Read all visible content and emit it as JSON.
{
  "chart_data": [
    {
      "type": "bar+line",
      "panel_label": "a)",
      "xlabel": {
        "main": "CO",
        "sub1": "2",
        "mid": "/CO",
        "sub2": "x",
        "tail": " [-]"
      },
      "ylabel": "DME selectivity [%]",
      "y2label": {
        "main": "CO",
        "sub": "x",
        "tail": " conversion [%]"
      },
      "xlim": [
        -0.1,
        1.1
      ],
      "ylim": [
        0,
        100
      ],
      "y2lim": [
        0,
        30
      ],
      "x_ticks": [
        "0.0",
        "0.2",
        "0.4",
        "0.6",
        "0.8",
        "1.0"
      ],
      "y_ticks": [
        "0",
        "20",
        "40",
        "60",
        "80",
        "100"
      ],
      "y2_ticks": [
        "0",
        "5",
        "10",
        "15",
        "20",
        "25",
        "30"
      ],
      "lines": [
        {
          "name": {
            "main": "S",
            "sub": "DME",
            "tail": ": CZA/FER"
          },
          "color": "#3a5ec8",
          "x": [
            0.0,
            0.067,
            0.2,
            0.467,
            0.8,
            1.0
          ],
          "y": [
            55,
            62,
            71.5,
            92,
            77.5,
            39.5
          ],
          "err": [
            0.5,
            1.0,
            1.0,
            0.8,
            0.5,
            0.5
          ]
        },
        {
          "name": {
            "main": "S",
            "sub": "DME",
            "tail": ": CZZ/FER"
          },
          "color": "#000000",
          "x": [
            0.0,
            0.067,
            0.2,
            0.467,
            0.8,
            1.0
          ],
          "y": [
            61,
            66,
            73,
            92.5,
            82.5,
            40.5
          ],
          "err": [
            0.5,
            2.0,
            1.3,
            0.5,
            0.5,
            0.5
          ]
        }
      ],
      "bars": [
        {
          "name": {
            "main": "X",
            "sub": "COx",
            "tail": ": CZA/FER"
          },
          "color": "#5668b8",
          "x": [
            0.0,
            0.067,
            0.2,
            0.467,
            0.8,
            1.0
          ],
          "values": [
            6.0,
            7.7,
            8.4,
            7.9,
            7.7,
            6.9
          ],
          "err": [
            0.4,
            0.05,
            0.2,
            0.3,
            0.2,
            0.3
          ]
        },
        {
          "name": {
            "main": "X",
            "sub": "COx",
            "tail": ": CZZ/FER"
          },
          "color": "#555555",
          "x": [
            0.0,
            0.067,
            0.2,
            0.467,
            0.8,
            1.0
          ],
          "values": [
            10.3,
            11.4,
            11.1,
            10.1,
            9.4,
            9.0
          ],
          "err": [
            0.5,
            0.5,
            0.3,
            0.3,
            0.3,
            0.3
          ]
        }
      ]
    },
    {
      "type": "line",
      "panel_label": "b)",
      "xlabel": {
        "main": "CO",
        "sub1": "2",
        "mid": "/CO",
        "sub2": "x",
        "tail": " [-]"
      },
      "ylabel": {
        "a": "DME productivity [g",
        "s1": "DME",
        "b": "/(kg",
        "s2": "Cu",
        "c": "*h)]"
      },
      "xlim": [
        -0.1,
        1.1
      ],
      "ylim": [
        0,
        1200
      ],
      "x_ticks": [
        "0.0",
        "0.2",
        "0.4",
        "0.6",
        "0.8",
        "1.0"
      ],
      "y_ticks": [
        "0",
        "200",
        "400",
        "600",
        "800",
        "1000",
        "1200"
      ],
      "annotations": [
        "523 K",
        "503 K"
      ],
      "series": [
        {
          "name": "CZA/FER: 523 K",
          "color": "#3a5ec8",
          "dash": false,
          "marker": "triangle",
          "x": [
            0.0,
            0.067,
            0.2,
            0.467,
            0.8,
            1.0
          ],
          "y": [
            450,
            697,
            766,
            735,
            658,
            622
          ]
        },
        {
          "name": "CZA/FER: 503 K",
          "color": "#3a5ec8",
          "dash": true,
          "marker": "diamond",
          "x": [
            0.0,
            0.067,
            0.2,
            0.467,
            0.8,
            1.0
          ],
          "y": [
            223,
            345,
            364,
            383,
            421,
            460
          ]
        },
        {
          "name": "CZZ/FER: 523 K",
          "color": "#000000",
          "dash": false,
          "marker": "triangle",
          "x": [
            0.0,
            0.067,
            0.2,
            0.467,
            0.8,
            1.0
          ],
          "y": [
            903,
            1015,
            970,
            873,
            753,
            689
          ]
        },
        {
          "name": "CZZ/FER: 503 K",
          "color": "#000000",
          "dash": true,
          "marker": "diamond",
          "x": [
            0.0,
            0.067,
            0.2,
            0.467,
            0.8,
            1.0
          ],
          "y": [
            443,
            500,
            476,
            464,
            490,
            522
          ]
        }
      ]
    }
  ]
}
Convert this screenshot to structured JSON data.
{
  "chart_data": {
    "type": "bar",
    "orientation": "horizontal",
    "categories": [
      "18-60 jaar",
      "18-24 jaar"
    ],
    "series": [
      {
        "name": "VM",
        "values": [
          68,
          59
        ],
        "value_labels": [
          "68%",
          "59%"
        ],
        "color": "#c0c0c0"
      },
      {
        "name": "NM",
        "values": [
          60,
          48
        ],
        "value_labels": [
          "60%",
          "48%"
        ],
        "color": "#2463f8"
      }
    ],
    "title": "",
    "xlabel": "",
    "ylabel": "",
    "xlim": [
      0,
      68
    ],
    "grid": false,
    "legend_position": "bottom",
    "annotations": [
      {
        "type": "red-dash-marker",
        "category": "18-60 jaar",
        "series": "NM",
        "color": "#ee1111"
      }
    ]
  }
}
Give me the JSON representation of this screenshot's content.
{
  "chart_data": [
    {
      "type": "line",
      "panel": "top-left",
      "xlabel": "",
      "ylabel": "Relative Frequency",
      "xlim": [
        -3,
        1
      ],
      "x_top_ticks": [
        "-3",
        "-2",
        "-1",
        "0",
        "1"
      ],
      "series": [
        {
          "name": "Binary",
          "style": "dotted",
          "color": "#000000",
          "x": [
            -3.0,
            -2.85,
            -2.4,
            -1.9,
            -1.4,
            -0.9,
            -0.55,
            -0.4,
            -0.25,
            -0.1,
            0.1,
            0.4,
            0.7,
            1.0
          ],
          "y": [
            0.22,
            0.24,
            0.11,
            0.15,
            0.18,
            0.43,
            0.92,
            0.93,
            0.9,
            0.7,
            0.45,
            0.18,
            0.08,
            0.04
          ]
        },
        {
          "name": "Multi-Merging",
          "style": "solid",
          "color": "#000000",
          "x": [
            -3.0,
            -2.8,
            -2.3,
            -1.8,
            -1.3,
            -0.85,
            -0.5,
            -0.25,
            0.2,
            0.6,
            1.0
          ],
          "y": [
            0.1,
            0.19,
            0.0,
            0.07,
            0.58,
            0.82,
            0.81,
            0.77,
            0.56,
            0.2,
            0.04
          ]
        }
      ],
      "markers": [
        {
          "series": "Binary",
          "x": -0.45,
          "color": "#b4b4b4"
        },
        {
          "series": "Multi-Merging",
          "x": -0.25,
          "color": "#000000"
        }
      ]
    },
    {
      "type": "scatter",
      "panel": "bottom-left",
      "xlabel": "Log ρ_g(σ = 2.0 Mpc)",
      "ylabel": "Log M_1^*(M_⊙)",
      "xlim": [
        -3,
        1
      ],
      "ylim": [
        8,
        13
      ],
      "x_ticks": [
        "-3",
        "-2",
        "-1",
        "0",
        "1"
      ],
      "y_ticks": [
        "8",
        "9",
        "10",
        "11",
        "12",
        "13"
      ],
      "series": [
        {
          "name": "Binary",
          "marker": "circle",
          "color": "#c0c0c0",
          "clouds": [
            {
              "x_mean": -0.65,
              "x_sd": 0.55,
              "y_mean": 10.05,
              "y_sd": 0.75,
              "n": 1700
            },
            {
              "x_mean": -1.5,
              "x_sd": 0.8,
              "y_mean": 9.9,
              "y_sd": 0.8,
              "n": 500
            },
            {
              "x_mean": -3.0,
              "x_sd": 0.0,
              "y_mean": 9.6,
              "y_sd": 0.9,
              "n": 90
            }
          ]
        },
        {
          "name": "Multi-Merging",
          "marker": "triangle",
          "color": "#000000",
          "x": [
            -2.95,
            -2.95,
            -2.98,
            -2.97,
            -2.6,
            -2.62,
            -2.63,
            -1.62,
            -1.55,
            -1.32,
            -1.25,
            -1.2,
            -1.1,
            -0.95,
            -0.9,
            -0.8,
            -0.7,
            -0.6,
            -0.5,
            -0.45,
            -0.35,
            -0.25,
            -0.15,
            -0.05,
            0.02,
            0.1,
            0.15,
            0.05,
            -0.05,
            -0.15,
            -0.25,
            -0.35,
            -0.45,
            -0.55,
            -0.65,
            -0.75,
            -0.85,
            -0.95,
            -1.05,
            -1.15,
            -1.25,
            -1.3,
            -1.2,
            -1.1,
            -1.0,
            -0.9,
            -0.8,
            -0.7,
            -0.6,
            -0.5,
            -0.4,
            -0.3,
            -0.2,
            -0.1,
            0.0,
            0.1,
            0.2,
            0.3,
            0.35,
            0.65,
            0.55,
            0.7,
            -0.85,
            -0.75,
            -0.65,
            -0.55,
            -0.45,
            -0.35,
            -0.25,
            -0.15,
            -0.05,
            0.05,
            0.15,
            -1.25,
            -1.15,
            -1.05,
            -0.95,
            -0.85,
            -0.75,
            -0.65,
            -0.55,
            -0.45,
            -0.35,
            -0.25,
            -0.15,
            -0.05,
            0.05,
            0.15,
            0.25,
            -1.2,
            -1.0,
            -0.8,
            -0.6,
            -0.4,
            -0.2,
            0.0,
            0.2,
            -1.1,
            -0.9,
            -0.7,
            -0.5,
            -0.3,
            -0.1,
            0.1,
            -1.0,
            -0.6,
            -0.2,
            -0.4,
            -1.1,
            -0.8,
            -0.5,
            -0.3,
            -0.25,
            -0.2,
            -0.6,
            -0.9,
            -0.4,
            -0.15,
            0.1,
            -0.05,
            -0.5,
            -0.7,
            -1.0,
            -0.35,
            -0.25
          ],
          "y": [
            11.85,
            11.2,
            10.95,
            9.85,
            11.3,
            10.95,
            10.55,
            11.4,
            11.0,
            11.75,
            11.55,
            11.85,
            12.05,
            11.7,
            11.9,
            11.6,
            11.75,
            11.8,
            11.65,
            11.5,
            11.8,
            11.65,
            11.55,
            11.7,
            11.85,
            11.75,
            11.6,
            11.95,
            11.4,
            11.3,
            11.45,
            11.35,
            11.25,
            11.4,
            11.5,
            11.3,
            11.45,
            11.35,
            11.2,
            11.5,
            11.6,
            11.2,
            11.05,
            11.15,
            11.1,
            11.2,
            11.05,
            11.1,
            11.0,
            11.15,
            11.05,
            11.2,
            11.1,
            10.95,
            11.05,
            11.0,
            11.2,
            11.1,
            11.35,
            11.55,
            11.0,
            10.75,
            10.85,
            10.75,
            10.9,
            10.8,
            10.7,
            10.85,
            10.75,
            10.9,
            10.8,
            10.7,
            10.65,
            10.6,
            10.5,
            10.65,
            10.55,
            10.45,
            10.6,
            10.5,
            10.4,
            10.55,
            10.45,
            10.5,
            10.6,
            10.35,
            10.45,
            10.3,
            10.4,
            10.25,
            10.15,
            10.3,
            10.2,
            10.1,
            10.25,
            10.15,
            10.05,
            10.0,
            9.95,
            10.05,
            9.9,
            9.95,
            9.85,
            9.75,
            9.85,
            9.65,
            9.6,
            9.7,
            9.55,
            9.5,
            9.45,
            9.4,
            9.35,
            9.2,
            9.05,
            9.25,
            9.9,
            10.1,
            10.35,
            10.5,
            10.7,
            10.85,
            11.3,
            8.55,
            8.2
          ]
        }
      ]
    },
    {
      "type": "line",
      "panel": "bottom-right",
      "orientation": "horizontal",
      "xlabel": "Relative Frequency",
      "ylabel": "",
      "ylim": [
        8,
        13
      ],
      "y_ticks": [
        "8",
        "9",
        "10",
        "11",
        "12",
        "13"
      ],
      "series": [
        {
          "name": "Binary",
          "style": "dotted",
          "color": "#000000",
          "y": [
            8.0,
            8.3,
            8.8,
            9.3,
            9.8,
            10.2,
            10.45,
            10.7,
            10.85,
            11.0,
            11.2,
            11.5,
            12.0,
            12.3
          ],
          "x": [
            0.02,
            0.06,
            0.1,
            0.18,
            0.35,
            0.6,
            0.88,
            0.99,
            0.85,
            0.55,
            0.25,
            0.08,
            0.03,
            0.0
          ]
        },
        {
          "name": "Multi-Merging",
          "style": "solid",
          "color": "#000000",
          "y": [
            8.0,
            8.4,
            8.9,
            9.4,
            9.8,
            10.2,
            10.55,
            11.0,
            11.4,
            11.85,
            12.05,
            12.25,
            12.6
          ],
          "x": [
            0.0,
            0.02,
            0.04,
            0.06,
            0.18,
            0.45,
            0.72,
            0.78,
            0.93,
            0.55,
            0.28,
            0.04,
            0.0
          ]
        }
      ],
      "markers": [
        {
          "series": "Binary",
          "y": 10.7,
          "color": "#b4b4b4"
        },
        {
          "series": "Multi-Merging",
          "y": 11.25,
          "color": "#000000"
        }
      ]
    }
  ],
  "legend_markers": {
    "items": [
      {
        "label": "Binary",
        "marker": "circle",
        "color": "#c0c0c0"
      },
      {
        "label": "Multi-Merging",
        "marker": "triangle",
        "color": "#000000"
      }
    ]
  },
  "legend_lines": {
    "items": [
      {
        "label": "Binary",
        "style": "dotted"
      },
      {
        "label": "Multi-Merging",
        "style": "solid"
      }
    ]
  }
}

◆ Task details ◆
Where a line in the material above holds "screenshot", copy that line.

◆ Finished answer ◆
Convert this screenshot to structured JSON data.
Give me the JSON representation of this screenshot's content.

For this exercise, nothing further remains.